Passage provided section start

In order to extend the flexibility to the pipeline, I developed MooseX::AttributeCloner (see CPAN) in order to pass around variables set on the original command line.
However, this has led to the need to redevelop some further loading scripts that had been originally written with Class::Std and Class::Accessor. Switching them to Moose has had a two-fold effect that I have been rather happy with.
1) Less code. Since the Roles that I had written for the pipeline (but made sure I left as potentially 'common code'), consuming these ditched a substantial amount of code. Woohoo!
2) Faster. The loading of the data runs exceptionally fast now. The dropping of the need to generate extra objects (since code was refactored into consumed roles) has increased the speed of data lookups. I haven't truly benchmarked the loading of the data, but something that was taking a couple of minutes to run through completely, now takes mere seconds. In fact, the logs don't show any change in the timestamp used in each of the print statements.
The longer of the two refactored scripts had a reduction of nearly half the code. The shorter about 45%. The slow parts (conversion to xml and database loading) of the long script needs some refactoring of how it loads. (drop xml mid stage) but now it seems that some improvements have certainly been achieved with the switch to Moose.
Another factor which has also been able to speed this up is the fact that, if the pipeline has told the scripts lots of information (such as file system paths, filenames, etc) then the code doesn't need to work it out again. A definite advantage of the combination of ustilising MooseX::Getopt and MooseX::AttributeCloner.

Passage provided section end
Entries shown section start

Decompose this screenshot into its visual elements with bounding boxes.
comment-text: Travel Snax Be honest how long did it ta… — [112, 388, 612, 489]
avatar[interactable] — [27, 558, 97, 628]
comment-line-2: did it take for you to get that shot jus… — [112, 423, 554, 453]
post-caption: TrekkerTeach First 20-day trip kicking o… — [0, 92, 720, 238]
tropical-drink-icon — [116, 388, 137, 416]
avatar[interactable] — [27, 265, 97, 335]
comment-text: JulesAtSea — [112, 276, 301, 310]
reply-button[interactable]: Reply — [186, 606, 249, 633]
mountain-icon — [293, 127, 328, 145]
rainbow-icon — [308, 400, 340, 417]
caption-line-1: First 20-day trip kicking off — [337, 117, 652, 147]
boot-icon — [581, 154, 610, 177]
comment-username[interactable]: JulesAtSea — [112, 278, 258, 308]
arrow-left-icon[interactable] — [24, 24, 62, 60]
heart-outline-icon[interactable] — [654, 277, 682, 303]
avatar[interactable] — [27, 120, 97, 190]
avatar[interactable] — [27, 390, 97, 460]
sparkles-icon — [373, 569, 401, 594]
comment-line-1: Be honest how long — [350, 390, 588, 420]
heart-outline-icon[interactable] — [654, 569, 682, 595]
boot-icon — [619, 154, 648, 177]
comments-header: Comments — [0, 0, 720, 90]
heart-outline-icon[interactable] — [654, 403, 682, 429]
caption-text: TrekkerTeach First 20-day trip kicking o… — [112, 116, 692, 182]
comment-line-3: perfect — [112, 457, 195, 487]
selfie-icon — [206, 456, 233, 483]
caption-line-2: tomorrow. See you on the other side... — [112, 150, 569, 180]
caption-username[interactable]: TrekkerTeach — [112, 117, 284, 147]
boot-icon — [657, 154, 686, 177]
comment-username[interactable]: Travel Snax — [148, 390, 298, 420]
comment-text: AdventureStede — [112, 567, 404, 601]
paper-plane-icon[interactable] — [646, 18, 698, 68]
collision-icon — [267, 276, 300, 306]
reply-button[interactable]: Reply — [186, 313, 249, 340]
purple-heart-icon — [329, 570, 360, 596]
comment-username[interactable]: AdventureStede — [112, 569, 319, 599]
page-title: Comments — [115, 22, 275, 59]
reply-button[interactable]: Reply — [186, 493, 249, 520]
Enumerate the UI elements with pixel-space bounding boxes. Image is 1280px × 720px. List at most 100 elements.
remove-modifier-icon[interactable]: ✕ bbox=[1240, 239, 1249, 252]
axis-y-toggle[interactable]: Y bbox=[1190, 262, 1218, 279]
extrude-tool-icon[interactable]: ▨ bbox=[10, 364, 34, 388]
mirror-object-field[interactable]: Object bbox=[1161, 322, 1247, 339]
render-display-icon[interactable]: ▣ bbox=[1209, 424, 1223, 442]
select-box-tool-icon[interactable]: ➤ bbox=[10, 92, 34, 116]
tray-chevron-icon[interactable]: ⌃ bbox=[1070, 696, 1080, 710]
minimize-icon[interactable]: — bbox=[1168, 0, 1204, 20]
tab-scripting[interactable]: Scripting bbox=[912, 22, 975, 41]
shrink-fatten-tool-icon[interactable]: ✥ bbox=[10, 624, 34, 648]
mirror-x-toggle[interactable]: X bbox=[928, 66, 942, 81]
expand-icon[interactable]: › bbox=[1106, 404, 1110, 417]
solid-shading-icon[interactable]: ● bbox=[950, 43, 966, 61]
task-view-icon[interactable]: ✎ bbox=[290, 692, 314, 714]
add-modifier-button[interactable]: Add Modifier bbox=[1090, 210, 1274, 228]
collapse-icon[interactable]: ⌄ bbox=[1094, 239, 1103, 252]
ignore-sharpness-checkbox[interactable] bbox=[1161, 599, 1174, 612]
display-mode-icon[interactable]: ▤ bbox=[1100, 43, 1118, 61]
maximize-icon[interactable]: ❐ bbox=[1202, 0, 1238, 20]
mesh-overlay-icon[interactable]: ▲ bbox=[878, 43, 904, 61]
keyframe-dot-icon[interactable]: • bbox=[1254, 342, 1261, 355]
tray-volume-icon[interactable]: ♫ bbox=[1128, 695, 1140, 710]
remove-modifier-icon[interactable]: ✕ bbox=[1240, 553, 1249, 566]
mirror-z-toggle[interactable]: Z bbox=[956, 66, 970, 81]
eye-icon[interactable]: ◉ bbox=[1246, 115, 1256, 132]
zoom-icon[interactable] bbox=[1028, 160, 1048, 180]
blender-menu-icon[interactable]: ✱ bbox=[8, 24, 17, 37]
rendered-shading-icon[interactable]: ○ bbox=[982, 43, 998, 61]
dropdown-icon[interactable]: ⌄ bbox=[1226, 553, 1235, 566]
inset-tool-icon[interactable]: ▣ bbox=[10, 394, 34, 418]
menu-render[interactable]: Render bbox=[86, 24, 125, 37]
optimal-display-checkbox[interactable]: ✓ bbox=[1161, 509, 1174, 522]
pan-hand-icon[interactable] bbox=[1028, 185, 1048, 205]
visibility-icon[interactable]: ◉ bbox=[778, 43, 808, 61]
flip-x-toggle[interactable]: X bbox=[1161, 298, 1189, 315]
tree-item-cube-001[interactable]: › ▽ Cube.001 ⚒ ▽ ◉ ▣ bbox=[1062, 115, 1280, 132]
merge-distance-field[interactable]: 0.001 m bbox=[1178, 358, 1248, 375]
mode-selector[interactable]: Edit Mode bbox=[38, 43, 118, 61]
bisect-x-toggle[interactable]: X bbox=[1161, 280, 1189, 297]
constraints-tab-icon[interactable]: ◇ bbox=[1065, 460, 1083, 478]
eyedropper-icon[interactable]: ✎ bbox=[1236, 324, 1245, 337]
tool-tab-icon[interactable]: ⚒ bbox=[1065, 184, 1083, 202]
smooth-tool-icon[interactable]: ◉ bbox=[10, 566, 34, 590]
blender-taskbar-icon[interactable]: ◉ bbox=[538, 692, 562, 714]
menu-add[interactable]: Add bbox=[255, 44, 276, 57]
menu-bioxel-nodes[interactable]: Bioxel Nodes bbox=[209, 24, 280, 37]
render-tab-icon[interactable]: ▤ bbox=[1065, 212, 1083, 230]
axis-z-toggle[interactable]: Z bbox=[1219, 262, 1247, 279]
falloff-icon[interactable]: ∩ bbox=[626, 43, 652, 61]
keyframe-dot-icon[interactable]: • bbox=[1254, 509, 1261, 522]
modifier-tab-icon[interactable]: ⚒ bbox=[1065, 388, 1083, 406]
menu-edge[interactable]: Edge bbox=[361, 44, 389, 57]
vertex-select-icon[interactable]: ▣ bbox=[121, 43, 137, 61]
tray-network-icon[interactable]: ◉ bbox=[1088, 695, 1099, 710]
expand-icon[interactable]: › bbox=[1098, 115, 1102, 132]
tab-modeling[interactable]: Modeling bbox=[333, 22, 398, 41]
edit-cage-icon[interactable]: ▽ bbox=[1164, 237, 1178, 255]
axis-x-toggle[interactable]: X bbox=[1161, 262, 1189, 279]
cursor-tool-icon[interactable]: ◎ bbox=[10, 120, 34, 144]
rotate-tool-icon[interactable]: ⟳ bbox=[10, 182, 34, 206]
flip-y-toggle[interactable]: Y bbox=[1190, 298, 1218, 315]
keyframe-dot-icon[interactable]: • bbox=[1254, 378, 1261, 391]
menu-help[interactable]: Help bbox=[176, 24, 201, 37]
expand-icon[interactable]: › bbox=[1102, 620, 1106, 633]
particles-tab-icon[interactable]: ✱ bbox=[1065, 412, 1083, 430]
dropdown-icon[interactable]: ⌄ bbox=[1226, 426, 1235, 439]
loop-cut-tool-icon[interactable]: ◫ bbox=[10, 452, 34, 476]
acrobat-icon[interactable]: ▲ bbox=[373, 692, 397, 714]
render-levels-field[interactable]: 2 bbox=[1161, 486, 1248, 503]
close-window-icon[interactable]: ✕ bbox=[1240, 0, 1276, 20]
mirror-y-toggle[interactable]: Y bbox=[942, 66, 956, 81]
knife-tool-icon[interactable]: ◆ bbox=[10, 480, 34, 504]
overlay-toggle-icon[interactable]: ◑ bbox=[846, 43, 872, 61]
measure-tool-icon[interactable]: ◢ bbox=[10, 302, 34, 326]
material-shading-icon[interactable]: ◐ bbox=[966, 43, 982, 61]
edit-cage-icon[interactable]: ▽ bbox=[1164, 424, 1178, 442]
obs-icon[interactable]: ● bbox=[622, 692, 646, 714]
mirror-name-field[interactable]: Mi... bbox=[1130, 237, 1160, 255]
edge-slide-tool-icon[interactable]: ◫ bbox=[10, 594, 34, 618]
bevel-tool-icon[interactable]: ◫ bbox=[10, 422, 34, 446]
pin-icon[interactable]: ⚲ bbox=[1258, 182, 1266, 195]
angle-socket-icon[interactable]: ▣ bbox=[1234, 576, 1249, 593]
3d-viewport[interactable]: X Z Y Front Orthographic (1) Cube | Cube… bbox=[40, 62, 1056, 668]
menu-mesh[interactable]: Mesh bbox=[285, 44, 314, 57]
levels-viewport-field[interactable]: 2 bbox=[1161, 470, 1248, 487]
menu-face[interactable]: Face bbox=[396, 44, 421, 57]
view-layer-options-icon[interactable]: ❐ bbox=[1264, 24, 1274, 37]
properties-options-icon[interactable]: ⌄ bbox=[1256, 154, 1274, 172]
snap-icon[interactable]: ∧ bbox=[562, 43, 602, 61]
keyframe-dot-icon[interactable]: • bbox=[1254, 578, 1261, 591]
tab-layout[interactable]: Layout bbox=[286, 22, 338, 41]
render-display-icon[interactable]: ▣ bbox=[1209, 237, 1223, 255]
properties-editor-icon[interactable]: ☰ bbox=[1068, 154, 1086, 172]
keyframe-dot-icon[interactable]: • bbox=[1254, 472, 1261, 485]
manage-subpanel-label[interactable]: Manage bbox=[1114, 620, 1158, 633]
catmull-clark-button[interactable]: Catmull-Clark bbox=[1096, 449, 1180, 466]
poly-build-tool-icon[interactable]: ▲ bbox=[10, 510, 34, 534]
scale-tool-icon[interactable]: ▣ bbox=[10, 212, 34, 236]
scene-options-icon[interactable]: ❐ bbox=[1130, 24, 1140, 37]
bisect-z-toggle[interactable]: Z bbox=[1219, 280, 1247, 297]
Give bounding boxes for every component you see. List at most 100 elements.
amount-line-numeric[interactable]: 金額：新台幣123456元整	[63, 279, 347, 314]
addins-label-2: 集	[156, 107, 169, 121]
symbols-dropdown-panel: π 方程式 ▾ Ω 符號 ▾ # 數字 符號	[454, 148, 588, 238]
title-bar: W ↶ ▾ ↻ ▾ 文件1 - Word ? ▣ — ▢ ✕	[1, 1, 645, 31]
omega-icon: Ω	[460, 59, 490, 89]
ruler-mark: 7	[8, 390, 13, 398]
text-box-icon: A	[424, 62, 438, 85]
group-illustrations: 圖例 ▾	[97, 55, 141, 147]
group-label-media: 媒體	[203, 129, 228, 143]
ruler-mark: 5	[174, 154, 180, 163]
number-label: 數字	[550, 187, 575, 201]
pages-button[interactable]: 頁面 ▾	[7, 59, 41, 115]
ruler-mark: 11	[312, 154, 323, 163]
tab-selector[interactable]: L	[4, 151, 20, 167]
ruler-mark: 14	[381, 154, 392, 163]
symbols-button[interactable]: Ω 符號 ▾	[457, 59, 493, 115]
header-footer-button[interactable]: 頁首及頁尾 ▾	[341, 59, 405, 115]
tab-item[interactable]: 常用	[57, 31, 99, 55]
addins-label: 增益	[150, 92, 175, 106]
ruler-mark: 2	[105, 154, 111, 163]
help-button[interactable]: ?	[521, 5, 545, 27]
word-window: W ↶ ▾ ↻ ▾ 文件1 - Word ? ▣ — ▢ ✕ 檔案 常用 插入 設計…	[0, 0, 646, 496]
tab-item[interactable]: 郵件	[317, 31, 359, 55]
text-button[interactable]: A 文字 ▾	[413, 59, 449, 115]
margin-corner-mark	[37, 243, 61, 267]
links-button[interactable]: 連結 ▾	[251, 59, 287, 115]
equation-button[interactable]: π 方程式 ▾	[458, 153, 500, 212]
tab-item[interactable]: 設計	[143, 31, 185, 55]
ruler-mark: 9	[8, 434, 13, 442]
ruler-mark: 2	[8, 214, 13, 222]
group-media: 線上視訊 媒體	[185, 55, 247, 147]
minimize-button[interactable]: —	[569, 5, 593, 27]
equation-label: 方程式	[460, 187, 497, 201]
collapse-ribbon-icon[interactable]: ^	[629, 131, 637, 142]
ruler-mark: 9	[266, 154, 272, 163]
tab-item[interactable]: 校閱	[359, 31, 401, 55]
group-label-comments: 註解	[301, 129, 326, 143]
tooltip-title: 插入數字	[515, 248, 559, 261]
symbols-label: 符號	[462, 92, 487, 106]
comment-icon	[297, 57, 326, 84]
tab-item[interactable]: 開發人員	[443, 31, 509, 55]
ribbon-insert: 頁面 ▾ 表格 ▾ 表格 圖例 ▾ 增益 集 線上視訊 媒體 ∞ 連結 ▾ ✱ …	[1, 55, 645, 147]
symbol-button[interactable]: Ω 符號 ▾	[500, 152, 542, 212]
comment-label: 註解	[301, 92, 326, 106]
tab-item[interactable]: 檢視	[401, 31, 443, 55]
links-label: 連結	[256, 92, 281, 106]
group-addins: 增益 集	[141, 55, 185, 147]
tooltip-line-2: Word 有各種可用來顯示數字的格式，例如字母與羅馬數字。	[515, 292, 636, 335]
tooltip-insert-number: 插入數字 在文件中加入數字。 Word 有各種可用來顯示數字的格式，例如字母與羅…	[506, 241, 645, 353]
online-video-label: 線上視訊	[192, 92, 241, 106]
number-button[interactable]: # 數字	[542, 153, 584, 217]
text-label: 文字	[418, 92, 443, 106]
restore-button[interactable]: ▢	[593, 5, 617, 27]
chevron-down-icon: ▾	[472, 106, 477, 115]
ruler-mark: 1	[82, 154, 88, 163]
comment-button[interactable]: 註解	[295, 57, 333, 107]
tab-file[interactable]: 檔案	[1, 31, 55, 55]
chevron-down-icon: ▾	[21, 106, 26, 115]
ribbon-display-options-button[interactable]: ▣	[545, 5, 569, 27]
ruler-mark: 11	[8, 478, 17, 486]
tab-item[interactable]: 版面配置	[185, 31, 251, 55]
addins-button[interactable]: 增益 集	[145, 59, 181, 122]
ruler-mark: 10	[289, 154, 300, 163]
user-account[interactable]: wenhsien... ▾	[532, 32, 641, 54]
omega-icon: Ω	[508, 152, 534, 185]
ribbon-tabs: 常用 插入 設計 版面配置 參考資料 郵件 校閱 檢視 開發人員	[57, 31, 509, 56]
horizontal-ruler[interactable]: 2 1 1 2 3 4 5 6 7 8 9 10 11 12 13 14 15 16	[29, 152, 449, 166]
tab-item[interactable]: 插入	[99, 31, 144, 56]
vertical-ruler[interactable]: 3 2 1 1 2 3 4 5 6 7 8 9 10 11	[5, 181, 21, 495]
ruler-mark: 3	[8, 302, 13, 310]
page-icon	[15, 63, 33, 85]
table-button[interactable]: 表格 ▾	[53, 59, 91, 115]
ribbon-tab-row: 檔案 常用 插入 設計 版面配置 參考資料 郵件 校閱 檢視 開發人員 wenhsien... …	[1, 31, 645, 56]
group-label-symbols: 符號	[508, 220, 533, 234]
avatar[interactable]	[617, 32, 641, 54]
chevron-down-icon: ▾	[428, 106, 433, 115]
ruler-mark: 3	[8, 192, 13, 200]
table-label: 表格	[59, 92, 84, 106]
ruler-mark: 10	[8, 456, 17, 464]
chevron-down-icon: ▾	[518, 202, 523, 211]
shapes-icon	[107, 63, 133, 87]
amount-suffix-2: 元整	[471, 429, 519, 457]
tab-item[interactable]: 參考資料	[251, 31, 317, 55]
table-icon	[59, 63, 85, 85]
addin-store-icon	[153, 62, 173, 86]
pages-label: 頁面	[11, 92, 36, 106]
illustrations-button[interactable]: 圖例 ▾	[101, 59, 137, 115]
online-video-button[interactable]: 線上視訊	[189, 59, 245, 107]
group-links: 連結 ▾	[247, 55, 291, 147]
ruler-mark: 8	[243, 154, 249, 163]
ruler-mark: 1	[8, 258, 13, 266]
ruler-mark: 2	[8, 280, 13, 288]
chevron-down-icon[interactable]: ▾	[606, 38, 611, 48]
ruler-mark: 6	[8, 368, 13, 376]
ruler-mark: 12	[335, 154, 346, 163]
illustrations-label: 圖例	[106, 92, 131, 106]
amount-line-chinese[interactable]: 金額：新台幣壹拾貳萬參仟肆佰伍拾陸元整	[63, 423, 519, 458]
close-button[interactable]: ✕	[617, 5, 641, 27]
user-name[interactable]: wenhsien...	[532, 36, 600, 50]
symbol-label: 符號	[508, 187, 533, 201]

Entries shown section end

* About this exercise
Rewrite the passage about moving the loading scripts to Moose from "1) Less code." up to and including "the print statements.", switching each "data" to "input". None of the recorded data is needed here.

* Response to this task
1) Less code. Since the Roles that I had written for the pipeline (but made sure I left as potentially 'common code'), consuming these ditched a substantial amount of code. Woohoo!
2) Faster. The loading of the input runs exceptionally fast now. The dropping of the need to generate extra objects (since code was refactored into consumed roles) has increased the speed of input lookups. I haven't truly benchmarked the loading of the input, but something that was taking a couple of minutes to run through completely, now takes mere seconds. In fact, the logs don't show any change in the timestamp used in each of the print statements.